• _Problem requirements_
Locate the string "legend" throughout the material and copy every line in which it occurs.

----- Provided entries -----

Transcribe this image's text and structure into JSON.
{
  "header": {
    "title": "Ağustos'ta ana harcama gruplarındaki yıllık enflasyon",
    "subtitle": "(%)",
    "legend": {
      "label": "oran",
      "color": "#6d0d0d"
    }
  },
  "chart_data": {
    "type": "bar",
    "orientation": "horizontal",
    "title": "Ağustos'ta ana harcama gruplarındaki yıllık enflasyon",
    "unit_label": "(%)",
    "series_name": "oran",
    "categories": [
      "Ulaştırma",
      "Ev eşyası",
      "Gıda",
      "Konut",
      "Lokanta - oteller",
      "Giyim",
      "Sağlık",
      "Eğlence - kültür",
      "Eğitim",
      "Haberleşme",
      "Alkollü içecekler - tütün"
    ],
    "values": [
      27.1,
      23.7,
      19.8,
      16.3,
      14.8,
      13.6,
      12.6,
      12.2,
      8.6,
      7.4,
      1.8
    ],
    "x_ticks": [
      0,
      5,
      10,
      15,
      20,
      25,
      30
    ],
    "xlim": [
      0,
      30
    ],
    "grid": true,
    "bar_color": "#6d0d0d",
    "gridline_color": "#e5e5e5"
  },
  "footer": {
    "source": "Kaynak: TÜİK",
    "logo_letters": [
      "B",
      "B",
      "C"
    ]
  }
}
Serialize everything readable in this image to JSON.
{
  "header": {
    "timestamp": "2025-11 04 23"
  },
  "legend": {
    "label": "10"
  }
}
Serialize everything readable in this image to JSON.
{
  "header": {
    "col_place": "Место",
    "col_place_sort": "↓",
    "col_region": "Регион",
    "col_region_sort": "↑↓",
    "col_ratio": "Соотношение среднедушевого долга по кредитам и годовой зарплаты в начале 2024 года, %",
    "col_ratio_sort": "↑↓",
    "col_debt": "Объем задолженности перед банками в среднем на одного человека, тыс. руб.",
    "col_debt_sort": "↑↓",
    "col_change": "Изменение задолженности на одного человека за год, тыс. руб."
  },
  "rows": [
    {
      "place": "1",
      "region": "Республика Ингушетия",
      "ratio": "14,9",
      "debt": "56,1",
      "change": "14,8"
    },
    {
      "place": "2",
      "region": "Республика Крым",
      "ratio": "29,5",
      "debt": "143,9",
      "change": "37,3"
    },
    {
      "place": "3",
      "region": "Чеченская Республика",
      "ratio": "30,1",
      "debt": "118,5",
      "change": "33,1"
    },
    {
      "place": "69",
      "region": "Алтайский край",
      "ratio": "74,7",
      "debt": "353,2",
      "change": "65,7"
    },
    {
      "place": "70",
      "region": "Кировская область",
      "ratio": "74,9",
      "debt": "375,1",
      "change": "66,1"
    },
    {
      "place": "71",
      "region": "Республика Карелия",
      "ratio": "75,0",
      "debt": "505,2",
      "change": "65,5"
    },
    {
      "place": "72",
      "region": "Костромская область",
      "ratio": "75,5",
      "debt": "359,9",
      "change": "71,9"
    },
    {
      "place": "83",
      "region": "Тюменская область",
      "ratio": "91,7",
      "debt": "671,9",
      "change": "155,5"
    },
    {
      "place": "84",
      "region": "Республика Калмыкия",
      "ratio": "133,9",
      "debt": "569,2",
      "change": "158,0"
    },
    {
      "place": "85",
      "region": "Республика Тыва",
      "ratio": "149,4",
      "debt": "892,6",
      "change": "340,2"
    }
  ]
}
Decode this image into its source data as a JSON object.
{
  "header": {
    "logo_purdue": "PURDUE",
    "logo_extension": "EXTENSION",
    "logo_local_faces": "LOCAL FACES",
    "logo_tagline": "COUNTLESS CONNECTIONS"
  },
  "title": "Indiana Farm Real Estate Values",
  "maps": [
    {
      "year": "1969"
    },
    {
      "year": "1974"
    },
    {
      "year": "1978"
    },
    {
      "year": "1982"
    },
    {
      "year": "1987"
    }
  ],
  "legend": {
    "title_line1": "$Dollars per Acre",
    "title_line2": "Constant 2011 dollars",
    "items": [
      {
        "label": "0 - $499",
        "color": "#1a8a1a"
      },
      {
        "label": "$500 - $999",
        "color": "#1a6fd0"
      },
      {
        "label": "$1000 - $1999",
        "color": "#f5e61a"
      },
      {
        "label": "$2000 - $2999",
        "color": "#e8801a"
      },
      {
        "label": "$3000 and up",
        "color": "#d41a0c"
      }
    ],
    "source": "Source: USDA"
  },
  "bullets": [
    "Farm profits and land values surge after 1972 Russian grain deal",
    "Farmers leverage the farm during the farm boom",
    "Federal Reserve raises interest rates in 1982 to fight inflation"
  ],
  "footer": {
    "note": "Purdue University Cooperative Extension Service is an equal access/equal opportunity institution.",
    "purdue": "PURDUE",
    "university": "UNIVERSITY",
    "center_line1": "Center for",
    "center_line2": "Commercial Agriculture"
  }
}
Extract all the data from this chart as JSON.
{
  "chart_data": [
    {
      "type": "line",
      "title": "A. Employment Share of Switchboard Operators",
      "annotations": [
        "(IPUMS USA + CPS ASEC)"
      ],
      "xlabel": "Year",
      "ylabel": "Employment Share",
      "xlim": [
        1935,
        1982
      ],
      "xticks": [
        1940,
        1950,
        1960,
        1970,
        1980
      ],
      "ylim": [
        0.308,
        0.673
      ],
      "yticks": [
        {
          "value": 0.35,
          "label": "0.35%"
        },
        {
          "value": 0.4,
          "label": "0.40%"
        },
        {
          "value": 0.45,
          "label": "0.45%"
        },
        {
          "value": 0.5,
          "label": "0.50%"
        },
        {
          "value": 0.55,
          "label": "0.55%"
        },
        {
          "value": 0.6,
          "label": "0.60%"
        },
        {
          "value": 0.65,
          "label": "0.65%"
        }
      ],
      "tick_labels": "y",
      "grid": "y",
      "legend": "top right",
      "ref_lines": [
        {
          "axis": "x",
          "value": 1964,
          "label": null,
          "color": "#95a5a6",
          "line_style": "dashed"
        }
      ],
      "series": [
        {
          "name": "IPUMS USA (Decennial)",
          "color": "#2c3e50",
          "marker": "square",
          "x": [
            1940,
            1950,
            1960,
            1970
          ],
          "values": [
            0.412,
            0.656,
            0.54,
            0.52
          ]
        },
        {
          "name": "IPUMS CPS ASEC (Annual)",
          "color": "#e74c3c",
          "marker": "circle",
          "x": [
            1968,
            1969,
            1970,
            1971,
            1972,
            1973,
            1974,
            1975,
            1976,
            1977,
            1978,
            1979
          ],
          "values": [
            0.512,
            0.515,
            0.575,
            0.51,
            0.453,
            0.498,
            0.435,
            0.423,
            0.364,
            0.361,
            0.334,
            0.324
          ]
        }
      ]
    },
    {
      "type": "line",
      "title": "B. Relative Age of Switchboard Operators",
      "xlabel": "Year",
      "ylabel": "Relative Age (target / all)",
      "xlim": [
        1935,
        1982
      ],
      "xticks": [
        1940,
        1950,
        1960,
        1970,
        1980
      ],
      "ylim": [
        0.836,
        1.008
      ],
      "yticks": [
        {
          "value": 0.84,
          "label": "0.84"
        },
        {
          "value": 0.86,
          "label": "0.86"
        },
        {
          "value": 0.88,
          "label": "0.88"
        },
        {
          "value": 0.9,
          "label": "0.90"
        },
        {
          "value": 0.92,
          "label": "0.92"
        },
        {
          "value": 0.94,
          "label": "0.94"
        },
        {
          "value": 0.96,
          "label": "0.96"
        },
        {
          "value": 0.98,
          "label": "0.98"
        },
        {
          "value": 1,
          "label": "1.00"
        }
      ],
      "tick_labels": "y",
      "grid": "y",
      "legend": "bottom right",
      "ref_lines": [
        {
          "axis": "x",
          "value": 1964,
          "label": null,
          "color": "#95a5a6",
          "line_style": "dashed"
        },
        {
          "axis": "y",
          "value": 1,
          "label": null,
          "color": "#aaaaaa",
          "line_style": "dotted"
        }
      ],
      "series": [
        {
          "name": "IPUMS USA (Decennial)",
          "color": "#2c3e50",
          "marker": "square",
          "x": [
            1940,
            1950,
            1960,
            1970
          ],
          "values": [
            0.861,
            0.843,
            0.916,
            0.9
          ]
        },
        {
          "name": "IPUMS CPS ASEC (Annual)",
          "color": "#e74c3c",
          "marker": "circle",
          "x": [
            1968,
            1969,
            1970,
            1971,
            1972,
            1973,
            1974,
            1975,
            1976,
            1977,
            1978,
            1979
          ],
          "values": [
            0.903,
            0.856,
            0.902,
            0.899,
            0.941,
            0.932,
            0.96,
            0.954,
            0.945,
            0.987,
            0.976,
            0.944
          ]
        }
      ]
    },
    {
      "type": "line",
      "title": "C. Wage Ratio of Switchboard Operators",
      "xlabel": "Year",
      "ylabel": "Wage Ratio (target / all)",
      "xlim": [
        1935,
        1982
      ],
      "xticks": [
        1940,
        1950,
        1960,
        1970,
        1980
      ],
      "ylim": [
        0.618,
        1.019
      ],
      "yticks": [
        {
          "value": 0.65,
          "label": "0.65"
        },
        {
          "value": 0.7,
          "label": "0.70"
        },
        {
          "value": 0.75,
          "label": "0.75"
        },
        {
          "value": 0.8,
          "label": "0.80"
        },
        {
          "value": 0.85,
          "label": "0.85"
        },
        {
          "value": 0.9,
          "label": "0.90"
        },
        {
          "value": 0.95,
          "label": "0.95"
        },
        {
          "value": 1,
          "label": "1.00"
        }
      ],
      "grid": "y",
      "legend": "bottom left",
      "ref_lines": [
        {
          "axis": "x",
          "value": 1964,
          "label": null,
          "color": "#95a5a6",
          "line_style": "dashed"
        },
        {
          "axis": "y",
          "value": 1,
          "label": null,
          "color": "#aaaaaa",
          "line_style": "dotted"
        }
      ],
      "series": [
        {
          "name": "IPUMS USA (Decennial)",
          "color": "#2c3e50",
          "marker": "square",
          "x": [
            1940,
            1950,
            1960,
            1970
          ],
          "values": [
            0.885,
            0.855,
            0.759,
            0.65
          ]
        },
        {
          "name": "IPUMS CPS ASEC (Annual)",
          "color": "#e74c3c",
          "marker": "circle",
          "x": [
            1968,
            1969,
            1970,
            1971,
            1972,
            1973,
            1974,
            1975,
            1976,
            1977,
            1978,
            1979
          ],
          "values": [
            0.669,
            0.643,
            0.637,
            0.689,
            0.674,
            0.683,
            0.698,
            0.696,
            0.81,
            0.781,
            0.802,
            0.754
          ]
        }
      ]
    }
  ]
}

-----

• _The output_
    "legend": {
  "legend": {
  "legend": {
      "legend": "top right",
      "legend": "bottom right",
      "legend": "bottom left",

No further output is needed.